> Material for the task:
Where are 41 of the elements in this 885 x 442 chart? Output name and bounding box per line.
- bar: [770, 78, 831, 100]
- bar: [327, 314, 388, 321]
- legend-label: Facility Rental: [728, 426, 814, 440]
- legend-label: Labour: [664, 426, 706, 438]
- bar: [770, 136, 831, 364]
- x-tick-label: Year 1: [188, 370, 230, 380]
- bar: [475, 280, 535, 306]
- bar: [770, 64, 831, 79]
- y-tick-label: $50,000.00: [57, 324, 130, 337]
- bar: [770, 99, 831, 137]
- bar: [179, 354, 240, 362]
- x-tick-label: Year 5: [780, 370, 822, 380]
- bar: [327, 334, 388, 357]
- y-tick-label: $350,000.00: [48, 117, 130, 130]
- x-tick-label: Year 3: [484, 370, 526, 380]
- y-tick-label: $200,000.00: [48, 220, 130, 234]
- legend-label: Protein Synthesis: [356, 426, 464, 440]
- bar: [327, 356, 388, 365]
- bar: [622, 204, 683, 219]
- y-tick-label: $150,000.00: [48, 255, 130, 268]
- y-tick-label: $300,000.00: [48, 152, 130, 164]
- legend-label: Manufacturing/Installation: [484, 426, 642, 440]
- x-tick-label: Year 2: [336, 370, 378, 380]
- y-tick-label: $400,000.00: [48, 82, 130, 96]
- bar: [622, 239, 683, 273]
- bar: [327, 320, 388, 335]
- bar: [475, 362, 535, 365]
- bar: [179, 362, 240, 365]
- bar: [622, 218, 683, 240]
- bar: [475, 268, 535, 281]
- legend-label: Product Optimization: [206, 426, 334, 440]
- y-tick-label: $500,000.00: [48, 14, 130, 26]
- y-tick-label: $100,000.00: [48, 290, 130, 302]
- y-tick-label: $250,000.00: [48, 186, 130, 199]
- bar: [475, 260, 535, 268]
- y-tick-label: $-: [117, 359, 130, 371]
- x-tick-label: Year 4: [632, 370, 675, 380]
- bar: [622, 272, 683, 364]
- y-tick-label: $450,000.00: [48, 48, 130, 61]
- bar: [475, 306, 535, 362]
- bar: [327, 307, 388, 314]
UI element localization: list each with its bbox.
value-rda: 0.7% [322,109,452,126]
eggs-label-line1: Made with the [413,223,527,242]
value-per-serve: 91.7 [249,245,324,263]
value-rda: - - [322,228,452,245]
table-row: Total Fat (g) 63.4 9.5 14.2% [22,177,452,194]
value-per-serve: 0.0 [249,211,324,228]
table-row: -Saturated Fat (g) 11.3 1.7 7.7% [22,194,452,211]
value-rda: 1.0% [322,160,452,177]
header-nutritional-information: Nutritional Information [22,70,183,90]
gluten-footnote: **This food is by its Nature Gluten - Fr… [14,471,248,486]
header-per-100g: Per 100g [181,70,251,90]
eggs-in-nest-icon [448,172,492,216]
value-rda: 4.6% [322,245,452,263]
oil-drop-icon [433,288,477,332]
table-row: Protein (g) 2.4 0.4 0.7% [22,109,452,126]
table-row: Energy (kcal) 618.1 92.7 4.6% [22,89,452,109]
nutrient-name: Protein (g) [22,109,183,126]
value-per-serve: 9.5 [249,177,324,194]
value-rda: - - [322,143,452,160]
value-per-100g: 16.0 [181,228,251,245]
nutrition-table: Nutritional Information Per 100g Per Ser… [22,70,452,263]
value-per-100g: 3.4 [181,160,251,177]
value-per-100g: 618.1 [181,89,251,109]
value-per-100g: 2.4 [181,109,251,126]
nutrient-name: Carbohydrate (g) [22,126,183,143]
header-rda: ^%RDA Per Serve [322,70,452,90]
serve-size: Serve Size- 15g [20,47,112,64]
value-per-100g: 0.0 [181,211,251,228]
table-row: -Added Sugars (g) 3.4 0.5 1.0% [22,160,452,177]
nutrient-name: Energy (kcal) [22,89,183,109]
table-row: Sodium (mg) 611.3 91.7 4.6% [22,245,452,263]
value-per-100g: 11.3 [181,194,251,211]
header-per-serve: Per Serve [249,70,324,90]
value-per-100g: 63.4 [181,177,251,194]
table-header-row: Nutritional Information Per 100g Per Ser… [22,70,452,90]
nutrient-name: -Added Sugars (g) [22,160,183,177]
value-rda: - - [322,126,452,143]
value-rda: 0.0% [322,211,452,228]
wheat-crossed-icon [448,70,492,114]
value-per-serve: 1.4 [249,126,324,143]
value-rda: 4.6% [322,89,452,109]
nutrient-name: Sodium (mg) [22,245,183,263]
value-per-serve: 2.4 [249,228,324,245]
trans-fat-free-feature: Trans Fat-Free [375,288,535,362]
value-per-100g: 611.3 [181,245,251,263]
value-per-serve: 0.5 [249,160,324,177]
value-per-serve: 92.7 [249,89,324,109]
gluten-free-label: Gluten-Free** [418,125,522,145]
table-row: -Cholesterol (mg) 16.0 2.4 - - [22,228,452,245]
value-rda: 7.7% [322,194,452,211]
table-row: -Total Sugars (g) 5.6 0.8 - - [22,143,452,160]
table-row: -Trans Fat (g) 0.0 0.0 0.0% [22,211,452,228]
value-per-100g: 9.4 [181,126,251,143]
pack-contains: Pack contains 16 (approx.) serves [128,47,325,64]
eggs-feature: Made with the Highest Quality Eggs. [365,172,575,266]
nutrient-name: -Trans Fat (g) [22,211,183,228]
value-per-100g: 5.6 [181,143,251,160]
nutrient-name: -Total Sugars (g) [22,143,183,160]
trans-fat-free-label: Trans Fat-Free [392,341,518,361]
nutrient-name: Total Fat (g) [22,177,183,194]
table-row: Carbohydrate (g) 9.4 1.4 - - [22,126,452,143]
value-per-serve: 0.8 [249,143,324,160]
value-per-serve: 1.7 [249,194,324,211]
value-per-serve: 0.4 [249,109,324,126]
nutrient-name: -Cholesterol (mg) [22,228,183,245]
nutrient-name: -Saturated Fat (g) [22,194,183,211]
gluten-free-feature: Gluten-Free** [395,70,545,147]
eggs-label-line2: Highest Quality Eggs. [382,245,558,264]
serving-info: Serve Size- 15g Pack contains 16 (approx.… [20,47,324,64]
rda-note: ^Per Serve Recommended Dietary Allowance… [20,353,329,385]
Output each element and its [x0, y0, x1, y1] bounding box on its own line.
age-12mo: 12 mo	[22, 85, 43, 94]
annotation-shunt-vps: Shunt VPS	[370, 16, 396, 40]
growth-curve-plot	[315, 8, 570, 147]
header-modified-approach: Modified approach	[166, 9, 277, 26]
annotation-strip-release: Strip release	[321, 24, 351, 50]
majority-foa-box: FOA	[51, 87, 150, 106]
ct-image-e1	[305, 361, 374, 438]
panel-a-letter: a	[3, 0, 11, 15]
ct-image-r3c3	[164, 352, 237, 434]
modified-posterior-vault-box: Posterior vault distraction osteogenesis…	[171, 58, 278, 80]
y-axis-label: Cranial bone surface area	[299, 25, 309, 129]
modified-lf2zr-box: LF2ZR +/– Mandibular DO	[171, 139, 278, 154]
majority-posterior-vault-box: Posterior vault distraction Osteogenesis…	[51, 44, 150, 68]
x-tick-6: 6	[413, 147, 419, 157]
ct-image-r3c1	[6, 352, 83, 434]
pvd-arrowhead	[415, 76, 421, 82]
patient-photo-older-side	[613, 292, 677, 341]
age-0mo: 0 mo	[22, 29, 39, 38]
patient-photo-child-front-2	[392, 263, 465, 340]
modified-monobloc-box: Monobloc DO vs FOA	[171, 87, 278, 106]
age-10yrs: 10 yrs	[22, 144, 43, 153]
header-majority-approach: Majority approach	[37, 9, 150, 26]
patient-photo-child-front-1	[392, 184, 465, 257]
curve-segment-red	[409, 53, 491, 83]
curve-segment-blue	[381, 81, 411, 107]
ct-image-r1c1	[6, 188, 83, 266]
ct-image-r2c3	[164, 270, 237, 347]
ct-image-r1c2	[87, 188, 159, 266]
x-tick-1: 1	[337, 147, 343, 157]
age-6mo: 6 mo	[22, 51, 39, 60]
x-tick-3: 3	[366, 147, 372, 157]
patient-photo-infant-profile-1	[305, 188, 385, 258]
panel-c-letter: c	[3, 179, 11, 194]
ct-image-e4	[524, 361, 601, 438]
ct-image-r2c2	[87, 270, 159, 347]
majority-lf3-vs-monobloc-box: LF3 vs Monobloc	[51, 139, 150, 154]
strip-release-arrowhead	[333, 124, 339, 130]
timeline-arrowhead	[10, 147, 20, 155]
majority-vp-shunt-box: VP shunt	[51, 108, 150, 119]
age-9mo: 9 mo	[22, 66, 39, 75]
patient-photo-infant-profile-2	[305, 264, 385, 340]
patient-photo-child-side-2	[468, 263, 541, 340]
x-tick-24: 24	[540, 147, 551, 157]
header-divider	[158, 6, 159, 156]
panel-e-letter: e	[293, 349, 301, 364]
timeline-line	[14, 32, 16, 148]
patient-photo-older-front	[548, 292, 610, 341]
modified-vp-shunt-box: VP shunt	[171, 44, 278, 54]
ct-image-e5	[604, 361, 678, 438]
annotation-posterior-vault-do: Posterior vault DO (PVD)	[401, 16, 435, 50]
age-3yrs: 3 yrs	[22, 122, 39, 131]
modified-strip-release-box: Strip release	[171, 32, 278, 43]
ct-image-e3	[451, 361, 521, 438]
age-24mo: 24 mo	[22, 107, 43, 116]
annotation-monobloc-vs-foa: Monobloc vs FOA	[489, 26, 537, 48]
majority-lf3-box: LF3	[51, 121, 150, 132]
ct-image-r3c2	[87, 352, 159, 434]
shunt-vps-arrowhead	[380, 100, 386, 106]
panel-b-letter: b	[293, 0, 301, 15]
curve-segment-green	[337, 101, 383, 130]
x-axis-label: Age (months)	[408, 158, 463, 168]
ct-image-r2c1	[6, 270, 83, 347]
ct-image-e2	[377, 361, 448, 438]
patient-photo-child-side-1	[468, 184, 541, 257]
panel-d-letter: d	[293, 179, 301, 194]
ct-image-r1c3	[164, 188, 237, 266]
--
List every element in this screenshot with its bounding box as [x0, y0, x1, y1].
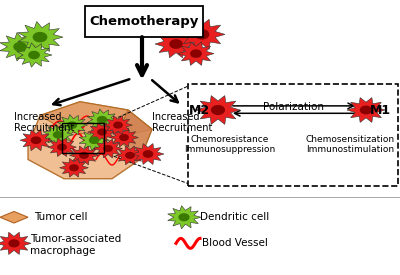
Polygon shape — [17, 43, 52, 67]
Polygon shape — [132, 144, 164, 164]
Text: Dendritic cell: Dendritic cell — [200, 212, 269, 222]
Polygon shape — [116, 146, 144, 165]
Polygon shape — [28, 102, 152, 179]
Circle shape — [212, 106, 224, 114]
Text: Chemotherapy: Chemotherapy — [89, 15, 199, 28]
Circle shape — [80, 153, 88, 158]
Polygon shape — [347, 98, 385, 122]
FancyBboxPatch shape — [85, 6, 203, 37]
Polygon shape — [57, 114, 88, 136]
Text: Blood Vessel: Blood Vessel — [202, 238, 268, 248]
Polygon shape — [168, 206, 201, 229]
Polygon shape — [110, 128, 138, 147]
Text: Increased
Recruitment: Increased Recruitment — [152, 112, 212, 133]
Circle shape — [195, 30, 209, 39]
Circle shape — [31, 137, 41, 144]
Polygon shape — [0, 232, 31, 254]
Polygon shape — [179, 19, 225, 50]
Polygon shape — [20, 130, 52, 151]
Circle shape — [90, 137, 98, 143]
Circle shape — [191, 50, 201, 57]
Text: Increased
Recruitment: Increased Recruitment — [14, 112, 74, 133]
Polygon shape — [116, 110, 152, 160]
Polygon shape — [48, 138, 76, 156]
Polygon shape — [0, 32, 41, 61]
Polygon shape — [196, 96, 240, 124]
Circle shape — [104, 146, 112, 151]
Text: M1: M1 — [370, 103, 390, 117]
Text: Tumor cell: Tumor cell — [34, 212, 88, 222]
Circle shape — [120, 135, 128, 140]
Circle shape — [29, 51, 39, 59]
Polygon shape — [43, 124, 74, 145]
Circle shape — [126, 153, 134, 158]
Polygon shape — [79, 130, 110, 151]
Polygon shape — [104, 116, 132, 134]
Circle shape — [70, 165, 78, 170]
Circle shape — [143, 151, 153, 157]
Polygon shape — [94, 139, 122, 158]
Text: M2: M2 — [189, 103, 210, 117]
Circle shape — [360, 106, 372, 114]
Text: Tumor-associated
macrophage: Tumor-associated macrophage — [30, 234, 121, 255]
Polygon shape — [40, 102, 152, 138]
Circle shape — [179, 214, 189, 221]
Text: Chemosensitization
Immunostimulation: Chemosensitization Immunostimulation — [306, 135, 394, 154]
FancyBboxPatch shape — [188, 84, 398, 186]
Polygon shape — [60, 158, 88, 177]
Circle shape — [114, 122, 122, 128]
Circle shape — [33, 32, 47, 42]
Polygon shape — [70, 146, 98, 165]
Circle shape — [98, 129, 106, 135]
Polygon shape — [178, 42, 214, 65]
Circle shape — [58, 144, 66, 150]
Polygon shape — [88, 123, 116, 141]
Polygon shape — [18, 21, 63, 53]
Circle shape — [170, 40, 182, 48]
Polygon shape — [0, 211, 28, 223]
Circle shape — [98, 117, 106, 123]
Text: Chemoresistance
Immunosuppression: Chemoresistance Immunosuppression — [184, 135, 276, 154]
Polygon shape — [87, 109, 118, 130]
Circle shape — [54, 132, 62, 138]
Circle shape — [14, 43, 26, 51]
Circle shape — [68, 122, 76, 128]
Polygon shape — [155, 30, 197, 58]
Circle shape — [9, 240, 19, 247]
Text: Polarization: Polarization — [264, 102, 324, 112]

> Task objective: In the entries above, find every line holding the word "with" and copy it out.

> Your response:
UI element localization: list each with its bbox.
eggs-label-line1: Made with the [413,223,527,242]
eggs-feature: Made with the Highest Quality Eggs. [365,172,575,266]
List every element in this screenshot with its bounding box as [x0, y0, x1, y1].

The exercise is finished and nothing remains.